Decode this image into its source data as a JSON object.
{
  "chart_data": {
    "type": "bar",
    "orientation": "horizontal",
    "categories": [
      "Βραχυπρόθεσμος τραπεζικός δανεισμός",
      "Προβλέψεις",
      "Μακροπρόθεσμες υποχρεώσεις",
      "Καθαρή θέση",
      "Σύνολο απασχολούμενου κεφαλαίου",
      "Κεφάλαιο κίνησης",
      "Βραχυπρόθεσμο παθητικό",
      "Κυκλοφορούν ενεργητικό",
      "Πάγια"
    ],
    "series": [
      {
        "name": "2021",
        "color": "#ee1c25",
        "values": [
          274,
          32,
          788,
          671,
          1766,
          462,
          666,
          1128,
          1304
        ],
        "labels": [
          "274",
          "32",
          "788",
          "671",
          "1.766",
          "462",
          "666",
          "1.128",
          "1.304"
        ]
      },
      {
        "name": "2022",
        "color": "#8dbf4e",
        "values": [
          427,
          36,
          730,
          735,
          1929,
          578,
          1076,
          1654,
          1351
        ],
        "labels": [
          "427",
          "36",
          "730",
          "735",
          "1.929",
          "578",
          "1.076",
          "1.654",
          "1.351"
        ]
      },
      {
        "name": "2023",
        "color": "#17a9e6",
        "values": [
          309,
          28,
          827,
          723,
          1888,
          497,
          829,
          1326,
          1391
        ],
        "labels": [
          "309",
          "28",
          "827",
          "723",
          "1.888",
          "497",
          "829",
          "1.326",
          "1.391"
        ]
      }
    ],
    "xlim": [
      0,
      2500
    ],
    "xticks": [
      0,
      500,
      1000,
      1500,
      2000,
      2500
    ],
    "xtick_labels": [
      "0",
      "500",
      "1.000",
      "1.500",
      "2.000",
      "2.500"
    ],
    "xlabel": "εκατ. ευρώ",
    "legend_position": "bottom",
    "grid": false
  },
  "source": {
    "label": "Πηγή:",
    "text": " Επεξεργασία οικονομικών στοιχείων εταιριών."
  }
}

- - - - -

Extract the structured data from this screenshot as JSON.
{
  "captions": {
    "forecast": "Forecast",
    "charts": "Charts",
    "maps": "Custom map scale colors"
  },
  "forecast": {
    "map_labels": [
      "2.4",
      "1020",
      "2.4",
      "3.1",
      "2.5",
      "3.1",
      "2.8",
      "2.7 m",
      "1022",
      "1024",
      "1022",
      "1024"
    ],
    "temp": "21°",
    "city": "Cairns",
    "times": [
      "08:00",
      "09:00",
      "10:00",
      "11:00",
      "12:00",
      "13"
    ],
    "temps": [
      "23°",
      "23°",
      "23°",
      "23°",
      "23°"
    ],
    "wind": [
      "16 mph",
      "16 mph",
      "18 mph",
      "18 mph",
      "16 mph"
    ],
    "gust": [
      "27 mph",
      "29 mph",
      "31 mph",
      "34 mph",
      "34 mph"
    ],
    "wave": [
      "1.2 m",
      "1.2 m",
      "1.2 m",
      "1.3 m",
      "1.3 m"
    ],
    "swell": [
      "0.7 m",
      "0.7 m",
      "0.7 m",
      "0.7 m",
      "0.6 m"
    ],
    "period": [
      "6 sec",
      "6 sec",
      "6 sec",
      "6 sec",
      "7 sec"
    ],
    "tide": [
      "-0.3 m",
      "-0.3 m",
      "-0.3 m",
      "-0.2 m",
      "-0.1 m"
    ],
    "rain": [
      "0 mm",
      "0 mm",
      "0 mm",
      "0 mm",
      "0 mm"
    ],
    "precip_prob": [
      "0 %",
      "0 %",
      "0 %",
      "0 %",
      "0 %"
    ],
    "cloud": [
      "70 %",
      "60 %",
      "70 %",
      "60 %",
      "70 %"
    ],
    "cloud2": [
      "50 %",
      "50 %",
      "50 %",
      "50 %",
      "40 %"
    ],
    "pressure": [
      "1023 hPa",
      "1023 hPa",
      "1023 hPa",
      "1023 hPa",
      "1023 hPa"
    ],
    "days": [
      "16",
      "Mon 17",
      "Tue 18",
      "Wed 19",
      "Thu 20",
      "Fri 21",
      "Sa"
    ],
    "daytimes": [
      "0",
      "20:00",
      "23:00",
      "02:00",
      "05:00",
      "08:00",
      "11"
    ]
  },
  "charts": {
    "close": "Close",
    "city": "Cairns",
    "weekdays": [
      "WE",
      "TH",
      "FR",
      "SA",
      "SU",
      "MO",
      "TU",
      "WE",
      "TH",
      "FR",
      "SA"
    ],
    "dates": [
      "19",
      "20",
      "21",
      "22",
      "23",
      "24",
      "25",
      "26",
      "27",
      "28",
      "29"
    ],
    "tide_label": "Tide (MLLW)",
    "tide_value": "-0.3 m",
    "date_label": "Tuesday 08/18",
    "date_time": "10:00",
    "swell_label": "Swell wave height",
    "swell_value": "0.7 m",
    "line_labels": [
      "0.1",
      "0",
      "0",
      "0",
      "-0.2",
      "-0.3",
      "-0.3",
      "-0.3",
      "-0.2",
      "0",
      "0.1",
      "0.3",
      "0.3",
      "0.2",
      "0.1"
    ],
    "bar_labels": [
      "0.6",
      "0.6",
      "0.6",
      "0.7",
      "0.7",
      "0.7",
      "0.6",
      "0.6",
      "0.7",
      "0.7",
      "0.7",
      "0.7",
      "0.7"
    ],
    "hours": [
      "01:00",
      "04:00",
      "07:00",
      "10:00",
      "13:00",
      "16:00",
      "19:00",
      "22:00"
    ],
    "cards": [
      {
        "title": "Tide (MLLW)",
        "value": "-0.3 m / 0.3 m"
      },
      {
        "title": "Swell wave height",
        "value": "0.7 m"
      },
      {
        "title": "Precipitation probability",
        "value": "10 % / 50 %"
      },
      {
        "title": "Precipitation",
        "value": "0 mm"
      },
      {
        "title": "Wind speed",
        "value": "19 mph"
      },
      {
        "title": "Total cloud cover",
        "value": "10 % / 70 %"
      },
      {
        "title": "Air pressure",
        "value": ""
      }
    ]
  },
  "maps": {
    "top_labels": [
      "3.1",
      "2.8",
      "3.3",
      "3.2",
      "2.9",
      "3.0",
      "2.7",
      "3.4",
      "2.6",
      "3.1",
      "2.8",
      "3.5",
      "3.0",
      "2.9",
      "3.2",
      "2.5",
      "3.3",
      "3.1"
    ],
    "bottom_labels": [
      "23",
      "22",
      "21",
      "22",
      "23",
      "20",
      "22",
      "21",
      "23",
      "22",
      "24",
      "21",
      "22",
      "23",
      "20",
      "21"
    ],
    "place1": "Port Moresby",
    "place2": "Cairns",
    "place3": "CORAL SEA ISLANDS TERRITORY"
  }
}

- - - - -

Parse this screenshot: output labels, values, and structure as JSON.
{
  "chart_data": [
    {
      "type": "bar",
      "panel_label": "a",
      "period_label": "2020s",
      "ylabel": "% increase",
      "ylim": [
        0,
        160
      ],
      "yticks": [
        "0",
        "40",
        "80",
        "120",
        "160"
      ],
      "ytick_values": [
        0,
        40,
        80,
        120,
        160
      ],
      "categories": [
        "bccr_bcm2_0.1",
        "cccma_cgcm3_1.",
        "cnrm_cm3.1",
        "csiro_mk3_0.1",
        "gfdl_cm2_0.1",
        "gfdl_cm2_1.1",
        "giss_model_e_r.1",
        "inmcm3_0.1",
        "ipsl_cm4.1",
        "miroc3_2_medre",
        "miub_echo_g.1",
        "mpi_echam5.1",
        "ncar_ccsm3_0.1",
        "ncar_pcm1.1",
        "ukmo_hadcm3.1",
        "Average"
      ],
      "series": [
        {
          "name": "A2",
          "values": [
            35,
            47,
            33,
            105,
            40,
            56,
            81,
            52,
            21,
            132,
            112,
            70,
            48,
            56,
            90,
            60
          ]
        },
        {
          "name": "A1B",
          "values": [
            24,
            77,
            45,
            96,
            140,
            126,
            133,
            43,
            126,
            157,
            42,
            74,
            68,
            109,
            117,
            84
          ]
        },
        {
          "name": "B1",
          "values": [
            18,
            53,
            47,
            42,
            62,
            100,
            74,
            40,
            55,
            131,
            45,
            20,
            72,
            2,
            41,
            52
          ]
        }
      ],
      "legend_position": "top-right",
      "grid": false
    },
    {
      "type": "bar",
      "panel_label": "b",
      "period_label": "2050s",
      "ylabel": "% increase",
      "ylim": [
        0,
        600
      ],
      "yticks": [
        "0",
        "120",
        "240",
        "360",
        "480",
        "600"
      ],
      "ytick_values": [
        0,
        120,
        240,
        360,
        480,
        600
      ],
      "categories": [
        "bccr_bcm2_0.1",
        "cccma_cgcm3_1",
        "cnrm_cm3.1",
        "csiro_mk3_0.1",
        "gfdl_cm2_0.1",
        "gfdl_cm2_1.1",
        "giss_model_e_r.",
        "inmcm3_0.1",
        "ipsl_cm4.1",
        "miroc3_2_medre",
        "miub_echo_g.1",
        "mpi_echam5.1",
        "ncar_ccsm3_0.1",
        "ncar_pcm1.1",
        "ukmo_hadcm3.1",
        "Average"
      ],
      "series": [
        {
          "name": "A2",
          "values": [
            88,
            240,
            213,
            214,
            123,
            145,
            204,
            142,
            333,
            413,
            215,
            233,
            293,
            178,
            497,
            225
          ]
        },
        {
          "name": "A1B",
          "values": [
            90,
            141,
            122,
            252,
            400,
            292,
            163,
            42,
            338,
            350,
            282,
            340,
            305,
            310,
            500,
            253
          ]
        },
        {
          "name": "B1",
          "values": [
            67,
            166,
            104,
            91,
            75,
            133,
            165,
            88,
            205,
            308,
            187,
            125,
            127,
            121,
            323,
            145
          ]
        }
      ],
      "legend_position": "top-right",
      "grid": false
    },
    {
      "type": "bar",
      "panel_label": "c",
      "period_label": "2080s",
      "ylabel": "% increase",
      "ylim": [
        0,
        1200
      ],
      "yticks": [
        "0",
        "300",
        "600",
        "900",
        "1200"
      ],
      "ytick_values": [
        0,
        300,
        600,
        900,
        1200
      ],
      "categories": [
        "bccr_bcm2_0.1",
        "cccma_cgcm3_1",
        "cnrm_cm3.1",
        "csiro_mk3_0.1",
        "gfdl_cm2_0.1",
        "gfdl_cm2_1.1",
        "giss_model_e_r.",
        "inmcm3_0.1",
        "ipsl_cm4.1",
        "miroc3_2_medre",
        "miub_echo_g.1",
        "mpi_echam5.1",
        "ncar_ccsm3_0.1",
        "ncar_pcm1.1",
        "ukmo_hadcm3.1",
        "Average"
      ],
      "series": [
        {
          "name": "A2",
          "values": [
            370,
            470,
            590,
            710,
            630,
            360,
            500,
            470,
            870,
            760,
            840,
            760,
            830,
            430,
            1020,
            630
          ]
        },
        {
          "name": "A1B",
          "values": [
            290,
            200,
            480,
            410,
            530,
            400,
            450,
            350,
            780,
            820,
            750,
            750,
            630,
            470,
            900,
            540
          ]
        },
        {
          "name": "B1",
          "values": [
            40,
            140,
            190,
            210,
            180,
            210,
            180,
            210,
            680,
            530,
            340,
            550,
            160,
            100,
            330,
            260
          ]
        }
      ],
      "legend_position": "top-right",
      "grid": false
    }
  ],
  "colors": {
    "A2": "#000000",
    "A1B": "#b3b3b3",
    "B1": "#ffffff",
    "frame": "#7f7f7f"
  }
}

- - - - -

■ **What the task requires**: Go through the material and copy out every line with "source" in it.

■ **Output of the task**:
Decode this image into its source data as a JSON object.
  "source": {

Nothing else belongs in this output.